**Directions:** Write out each line beneath this one exactly as it reads.

**Records for the exercise:**
⟨

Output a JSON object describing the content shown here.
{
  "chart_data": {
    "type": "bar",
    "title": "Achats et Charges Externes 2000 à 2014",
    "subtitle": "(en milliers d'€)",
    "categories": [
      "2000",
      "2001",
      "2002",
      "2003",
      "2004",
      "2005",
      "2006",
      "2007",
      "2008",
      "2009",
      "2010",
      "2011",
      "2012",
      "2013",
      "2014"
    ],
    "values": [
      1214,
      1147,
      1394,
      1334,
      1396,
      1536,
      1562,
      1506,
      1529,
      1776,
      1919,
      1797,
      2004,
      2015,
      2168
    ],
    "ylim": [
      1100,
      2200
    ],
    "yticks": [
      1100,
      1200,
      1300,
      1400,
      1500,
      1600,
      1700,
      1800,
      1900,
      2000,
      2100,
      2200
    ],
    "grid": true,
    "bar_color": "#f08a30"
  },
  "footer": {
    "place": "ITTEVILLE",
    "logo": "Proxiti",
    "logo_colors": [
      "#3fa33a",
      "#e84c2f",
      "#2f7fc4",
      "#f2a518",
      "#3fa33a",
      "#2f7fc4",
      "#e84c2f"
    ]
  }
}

⟩

**Task answer:**
Output a JSON object describing the content shown here.
{
  "chart_data": {
    "type": "bar",
    "title": "Achats et Charges Externes 2000 à 2014",
    "subtitle": "(en milliers d'€)",
    "categories": [
      "2000",
      "2001",
      "2002",
      "2003",
      "2004",
      "2005",
      "2006",
      "2007",
      "2008",
      "2009",
      "2010",
      "2011",
      "2012",
      "2013",
      "2014"
    ],
    "values": [
      1214,
      1147,
      1394,
      1334,
      1396,
      1536,
      1562,
      1506,
      1529,
      1776,
      1919,
      1797,
      2004,
      2015,
      2168
    ],
    "ylim": [
      1100,
      2200
    ],
    "yticks": [
      1100,
      1200,
      1300,
      1400,
      1500,
      1600,
      1700,
      1800,
      1900,
      2000,
      2100,
      2200
    ],
    "grid": true,
    "bar_color": "#f08a30"
  },
  "footer": {
    "place": "ITTEVILLE",
    "logo": "Proxiti",
    "logo_colors": [
      "#3fa33a",
      "#e84c2f",
      "#2f7fc4",
      "#f2a518",
      "#3fa33a",
      "#2f7fc4",
      "#e84c2f"
    ]
  }
}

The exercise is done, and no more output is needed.